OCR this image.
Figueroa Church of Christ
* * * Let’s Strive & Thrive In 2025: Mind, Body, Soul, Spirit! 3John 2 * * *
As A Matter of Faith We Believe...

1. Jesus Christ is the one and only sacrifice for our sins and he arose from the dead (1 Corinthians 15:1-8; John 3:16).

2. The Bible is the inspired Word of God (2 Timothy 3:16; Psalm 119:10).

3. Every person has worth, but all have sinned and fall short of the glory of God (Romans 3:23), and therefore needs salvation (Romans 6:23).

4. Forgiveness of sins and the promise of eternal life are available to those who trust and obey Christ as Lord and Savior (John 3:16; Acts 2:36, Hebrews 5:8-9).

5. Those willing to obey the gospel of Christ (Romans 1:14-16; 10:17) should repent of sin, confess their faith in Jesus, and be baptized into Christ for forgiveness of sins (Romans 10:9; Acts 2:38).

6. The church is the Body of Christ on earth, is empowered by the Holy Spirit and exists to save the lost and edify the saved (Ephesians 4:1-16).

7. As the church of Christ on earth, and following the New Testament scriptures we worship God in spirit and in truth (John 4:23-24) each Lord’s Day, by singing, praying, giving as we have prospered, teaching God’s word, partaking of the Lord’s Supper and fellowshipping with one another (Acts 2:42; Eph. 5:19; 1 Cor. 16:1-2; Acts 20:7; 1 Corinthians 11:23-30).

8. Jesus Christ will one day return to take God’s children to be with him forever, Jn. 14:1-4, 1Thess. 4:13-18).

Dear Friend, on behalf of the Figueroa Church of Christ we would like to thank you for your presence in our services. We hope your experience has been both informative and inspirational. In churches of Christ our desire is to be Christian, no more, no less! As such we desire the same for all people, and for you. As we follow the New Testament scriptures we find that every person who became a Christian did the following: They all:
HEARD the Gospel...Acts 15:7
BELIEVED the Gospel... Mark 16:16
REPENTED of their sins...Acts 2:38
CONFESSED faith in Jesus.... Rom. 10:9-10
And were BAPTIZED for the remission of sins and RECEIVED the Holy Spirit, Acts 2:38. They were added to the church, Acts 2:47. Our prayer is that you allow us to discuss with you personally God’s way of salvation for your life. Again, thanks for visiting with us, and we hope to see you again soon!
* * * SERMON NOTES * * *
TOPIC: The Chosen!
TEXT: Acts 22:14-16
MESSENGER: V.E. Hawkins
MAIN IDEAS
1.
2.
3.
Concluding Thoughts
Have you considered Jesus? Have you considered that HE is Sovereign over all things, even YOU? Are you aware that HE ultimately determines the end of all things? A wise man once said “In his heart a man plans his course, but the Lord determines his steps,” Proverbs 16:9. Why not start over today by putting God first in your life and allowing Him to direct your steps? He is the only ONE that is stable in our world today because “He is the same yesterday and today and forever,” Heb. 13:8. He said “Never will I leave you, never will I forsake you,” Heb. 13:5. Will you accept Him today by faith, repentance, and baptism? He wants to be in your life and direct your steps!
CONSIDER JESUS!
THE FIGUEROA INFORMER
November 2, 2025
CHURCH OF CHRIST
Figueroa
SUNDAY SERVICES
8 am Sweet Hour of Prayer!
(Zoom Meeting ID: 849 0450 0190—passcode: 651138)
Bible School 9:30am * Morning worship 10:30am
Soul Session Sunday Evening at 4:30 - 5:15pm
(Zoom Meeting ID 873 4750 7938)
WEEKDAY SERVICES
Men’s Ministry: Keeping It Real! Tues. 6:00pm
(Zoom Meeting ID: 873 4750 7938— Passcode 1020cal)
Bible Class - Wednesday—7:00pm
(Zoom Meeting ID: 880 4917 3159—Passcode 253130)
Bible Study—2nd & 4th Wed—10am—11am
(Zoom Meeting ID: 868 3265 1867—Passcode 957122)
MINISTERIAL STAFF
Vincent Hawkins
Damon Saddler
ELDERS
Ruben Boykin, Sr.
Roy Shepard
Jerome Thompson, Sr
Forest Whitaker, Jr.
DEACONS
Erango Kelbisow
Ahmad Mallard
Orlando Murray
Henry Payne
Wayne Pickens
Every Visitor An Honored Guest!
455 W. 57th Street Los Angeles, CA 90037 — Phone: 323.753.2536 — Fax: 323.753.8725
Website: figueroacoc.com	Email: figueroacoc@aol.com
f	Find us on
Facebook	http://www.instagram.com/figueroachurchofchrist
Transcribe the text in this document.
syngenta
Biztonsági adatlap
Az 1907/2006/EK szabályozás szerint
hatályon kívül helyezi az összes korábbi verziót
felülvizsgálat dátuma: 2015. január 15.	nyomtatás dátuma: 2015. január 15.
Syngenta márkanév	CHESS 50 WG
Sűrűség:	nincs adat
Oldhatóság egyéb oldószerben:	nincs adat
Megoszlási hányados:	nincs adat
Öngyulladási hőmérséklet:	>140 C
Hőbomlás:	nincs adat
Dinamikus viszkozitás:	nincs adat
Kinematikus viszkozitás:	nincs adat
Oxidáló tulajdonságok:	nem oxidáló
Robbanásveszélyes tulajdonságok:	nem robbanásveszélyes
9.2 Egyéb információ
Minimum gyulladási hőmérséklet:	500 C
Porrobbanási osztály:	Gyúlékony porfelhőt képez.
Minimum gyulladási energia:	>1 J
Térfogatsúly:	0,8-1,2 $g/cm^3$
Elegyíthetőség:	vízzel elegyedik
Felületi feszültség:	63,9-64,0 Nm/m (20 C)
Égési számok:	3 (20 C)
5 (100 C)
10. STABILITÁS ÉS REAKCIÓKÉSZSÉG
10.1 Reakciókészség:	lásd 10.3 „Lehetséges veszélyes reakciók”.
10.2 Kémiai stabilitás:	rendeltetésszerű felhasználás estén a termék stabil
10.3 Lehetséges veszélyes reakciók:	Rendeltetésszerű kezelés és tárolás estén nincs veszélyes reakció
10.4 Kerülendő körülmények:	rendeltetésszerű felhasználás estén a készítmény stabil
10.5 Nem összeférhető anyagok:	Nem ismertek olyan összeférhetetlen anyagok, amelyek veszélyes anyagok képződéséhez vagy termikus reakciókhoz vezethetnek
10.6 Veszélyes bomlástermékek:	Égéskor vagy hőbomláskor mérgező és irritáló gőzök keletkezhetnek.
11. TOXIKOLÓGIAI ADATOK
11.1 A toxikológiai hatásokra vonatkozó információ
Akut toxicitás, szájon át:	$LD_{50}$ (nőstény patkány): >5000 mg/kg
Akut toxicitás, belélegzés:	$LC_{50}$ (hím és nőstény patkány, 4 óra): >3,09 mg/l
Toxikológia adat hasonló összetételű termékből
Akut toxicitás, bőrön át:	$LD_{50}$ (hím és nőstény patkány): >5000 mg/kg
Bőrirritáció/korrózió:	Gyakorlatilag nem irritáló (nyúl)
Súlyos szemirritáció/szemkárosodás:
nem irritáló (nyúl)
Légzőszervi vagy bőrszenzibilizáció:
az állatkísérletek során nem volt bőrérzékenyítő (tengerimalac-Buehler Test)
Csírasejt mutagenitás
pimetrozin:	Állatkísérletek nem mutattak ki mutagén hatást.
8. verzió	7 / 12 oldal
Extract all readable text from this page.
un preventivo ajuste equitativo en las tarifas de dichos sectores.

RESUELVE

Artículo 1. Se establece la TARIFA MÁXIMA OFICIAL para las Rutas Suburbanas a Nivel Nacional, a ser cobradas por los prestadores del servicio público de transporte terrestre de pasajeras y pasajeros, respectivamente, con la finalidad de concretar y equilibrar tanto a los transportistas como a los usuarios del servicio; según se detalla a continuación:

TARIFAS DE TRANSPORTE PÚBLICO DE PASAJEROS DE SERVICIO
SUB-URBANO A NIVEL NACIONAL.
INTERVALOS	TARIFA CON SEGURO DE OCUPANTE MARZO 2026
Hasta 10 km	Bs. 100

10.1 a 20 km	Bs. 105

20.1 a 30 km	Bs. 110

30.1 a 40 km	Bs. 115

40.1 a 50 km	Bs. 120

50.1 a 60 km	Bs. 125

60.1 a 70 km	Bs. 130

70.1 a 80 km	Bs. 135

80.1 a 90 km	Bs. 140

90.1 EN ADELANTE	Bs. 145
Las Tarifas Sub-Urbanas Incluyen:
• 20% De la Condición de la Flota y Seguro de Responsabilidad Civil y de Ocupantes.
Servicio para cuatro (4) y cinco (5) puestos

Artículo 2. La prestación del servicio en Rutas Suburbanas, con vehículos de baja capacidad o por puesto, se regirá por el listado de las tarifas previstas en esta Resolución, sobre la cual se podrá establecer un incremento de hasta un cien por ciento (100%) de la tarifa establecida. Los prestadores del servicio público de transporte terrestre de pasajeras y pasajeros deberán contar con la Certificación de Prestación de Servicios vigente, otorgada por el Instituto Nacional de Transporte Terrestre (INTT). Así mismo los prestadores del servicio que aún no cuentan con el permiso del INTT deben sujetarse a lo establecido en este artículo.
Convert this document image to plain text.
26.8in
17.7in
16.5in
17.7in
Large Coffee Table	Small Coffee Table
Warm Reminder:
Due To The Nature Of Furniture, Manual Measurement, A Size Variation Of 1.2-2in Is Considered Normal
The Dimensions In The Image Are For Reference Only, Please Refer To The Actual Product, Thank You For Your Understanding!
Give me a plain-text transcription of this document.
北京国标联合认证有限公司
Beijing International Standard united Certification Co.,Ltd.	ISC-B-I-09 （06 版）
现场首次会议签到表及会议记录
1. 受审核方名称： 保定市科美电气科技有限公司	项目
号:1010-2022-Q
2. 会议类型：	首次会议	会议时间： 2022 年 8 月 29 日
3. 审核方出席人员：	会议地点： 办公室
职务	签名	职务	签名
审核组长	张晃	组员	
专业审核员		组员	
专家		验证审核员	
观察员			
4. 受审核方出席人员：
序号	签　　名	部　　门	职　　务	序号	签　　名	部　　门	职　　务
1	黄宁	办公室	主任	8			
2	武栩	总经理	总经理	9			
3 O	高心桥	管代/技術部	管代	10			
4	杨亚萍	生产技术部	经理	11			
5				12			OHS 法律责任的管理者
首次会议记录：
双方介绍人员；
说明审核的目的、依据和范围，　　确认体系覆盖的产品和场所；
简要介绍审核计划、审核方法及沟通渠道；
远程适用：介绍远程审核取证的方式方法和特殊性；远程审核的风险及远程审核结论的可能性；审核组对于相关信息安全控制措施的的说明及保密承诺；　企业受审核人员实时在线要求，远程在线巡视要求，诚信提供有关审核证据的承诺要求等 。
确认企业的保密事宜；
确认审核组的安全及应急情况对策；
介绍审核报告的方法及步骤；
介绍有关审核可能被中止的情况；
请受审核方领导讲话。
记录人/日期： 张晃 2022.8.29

════

- **What you are asked to do**
Return, from the data, each line that has the word "Minimum" in it.

- **Task output**
Minimum gyulladási hőmérséklet:	500 C
Minimum gyulladási energia:	>1 J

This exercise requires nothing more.